• _WHAT YOU SHOULD DO_:
Revise the data below by changing every "Upload from device" to "Import from device". Leave everything else unchanged.

• _SOURCE DATA_:
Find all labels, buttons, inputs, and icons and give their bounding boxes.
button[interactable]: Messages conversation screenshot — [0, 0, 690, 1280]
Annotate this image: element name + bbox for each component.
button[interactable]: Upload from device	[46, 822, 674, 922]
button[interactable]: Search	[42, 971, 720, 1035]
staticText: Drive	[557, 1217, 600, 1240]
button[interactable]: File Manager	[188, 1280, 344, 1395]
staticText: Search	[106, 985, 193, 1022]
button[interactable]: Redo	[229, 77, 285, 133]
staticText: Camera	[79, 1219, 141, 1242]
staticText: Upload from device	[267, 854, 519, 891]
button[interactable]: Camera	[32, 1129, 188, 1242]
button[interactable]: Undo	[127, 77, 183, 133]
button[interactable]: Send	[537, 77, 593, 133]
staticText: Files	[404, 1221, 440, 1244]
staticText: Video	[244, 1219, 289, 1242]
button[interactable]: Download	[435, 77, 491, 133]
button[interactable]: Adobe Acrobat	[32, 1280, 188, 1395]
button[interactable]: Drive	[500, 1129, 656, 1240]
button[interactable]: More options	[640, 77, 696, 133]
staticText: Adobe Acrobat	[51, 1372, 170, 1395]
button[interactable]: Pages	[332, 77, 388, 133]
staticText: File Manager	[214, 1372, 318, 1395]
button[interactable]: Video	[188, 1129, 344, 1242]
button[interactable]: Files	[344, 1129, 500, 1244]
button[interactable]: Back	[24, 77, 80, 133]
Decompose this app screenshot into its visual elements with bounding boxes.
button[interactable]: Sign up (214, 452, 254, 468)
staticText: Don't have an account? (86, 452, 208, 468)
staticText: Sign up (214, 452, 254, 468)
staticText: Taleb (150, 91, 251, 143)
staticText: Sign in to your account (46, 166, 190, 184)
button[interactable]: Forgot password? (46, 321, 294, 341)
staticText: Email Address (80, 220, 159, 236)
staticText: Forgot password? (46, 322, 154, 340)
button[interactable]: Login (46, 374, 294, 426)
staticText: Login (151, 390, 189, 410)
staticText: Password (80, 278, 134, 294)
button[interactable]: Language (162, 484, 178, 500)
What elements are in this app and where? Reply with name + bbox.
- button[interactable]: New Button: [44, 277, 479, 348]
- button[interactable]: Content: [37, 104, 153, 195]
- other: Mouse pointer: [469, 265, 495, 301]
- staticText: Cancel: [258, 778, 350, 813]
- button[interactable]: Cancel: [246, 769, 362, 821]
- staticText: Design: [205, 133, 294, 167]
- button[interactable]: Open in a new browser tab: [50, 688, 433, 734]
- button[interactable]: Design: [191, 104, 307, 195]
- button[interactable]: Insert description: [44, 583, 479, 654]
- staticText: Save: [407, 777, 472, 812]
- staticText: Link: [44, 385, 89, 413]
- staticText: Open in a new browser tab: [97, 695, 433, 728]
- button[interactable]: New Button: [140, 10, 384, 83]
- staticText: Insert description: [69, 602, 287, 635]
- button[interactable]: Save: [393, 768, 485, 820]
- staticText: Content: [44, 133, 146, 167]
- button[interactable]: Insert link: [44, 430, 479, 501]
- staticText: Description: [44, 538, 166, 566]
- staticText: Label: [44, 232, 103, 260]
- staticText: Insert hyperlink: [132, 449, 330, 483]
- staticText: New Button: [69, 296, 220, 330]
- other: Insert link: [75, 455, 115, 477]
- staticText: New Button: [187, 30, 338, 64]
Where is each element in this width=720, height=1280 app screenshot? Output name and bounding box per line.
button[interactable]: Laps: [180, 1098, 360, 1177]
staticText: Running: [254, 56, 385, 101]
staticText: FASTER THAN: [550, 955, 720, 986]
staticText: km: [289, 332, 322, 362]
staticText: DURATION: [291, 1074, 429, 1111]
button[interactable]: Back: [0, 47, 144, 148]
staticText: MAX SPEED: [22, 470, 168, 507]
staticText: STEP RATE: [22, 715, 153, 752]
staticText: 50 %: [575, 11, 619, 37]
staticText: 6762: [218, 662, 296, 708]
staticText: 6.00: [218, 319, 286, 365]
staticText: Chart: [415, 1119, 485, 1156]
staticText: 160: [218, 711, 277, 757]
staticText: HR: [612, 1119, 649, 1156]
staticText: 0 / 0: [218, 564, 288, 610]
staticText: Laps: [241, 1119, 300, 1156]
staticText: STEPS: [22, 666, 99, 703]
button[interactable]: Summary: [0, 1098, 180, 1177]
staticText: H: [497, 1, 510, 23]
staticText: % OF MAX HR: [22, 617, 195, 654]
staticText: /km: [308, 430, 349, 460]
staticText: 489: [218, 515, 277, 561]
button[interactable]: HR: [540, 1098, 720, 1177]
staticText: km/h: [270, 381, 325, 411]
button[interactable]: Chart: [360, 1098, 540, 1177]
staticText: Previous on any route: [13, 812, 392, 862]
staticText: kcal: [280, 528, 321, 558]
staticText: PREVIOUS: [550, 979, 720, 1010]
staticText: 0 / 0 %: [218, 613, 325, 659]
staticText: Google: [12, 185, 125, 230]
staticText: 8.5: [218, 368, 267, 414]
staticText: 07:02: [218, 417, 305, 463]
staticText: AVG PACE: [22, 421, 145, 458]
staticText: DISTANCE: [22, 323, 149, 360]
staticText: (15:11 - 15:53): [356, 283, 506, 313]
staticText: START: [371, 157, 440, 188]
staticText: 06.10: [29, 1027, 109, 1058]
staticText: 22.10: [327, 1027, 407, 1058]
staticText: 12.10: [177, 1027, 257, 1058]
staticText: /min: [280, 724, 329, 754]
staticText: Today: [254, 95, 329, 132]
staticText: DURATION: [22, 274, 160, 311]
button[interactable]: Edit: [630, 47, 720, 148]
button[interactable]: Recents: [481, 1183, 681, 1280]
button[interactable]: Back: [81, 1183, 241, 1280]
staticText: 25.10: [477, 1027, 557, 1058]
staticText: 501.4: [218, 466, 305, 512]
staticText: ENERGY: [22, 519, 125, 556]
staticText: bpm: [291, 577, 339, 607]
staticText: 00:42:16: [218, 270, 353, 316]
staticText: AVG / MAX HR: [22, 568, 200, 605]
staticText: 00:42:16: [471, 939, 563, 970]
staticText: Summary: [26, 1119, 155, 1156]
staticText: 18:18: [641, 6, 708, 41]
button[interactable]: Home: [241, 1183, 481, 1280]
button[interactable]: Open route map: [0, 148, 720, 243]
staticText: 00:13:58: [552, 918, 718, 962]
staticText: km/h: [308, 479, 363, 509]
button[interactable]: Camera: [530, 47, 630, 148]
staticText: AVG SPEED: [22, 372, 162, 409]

• _WRITTEN REPLY_:
Find all labels, buttons, inputs, and icons and give their bounding boxes.
button[interactable]: Messages conversation screenshot — [0, 0, 690, 1280]
Annotate this image: element name + bbox for each component.
button[interactable]: Import from device	[46, 822, 674, 922]
button[interactable]: Search	[42, 971, 720, 1035]
staticText: Drive	[557, 1217, 600, 1240]
button[interactable]: File Manager	[188, 1280, 344, 1395]
staticText: Search	[106, 985, 193, 1022]
button[interactable]: Redo	[229, 77, 285, 133]
staticText: Camera	[79, 1219, 141, 1242]
staticText: Import from device	[267, 854, 519, 891]
button[interactable]: Camera	[32, 1129, 188, 1242]
button[interactable]: Undo	[127, 77, 183, 133]
button[interactable]: Send	[537, 77, 593, 133]
staticText: Files	[404, 1221, 440, 1244]
staticText: Video	[244, 1219, 289, 1242]
button[interactable]: Download	[435, 77, 491, 133]
button[interactable]: Adobe Acrobat	[32, 1280, 188, 1395]
button[interactable]: Drive	[500, 1129, 656, 1240]
button[interactable]: More options	[640, 77, 696, 133]
staticText: Adobe Acrobat	[51, 1372, 170, 1395]
button[interactable]: Pages	[332, 77, 388, 133]
staticText: File Manager	[214, 1372, 318, 1395]
button[interactable]: Video	[188, 1129, 344, 1242]
button[interactable]: Files	[344, 1129, 500, 1244]
button[interactable]: Back	[24, 77, 80, 133]
Decompose this app screenshot into its visual elements with bounding boxes.
button[interactable]: Sign up (214, 452, 254, 468)
staticText: Don't have an account? (86, 452, 208, 468)
staticText: Sign up (214, 452, 254, 468)
staticText: Taleb (150, 91, 251, 143)
staticText: Sign in to your account (46, 166, 190, 184)
button[interactable]: Forgot password? (46, 321, 294, 341)
staticText: Email Address (80, 220, 159, 236)
staticText: Forgot password? (46, 322, 154, 340)
button[interactable]: Login (46, 374, 294, 426)
staticText: Login (151, 390, 189, 410)
staticText: Password (80, 278, 134, 294)
button[interactable]: Language (162, 484, 178, 500)
What elements are in this app and where? Reply with name + bbox.
- button[interactable]: New Button: [44, 277, 479, 348]
- button[interactable]: Content: [37, 104, 153, 195]
- other: Mouse pointer: [469, 265, 495, 301]
- staticText: Cancel: [258, 778, 350, 813]
- button[interactable]: Cancel: [246, 769, 362, 821]
- staticText: Design: [205, 133, 294, 167]
- button[interactable]: Open in a new browser tab: [50, 688, 433, 734]
- button[interactable]: Design: [191, 104, 307, 195]
- button[interactable]: Insert description: [44, 583, 479, 654]
- staticText: Save: [407, 777, 472, 812]
- staticText: Link: [44, 385, 89, 413]
- staticText: Open in a new browser tab: [97, 695, 433, 728]
- button[interactable]: New Button: [140, 10, 384, 83]
- staticText: Insert description: [69, 602, 287, 635]
- button[interactable]: Save: [393, 768, 485, 820]
- staticText: Content: [44, 133, 146, 167]
- button[interactable]: Insert link: [44, 430, 479, 501]
- staticText: Description: [44, 538, 166, 566]
- staticText: Label: [44, 232, 103, 260]
- staticText: Insert hyperlink: [132, 449, 330, 483]
- staticText: New Button: [69, 296, 220, 330]
- other: Insert link: [75, 455, 115, 477]
- staticText: New Button: [187, 30, 338, 64]
Where is each element in this width=720, height=1280 app screenshot? Output name and bounding box per line.
button[interactable]: Laps: [180, 1098, 360, 1177]
staticText: Running: [254, 56, 385, 101]
staticText: FASTER THAN: [550, 955, 720, 986]
staticText: km: [289, 332, 322, 362]
staticText: DURATION: [291, 1074, 429, 1111]
button[interactable]: Back: [0, 47, 144, 148]
staticText: MAX SPEED: [22, 470, 168, 507]
staticText: STEP RATE: [22, 715, 153, 752]
staticText: 50 %: [575, 11, 619, 37]
staticText: 6762: [218, 662, 296, 708]
staticText: 6.00: [218, 319, 286, 365]
staticText: Chart: [415, 1119, 485, 1156]
staticText: 160: [218, 711, 277, 757]
staticText: HR: [612, 1119, 649, 1156]
staticText: 0 / 0: [218, 564, 288, 610]
staticText: Laps: [241, 1119, 300, 1156]
staticText: STEPS: [22, 666, 99, 703]
button[interactable]: Summary: [0, 1098, 180, 1177]
staticText: H: [497, 1, 510, 23]
staticText: % OF MAX HR: [22, 617, 195, 654]
staticText: /km: [308, 430, 349, 460]
staticText: 489: [218, 515, 277, 561]
button[interactable]: HR: [540, 1098, 720, 1177]
staticText: km/h: [270, 381, 325, 411]
button[interactable]: Chart: [360, 1098, 540, 1177]
staticText: Previous on any route: [13, 812, 392, 862]
staticText: kcal: [280, 528, 321, 558]
staticText: PREVIOUS: [550, 979, 720, 1010]
staticText: 0 / 0 %: [218, 613, 325, 659]
staticText: Google: [12, 185, 125, 230]
staticText: 8.5: [218, 368, 267, 414]
staticText: 07:02: [218, 417, 305, 463]
staticText: AVG PACE: [22, 421, 145, 458]
staticText: DISTANCE: [22, 323, 149, 360]
staticText: (15:11 - 15:53): [356, 283, 506, 313]
staticText: START: [371, 157, 440, 188]
staticText: 06.10: [29, 1027, 109, 1058]
staticText: 22.10: [327, 1027, 407, 1058]
staticText: 12.10: [177, 1027, 257, 1058]
staticText: /min: [280, 724, 329, 754]
staticText: Today: [254, 95, 329, 132]
staticText: DURATION: [22, 274, 160, 311]
button[interactable]: Edit: [630, 47, 720, 148]
button[interactable]: Recents: [481, 1183, 681, 1280]
button[interactable]: Back: [81, 1183, 241, 1280]
staticText: 25.10: [477, 1027, 557, 1058]
staticText: 501.4: [218, 466, 305, 512]
staticText: ENERGY: [22, 519, 125, 556]
staticText: bpm: [291, 577, 339, 607]
staticText: 00:42:16: [218, 270, 353, 316]
staticText: AVG / MAX HR: [22, 568, 200, 605]
staticText: 00:42:16: [471, 939, 563, 970]
staticText: Summary: [26, 1119, 155, 1156]
staticText: 18:18: [641, 6, 708, 41]
button[interactable]: Home: [241, 1183, 481, 1280]
button[interactable]: Open route map: [0, 148, 720, 243]
staticText: 00:13:58: [552, 918, 718, 962]
staticText: km/h: [308, 479, 363, 509]
button[interactable]: Camera: [530, 47, 630, 148]
staticText: AVG SPEED: [22, 372, 162, 409]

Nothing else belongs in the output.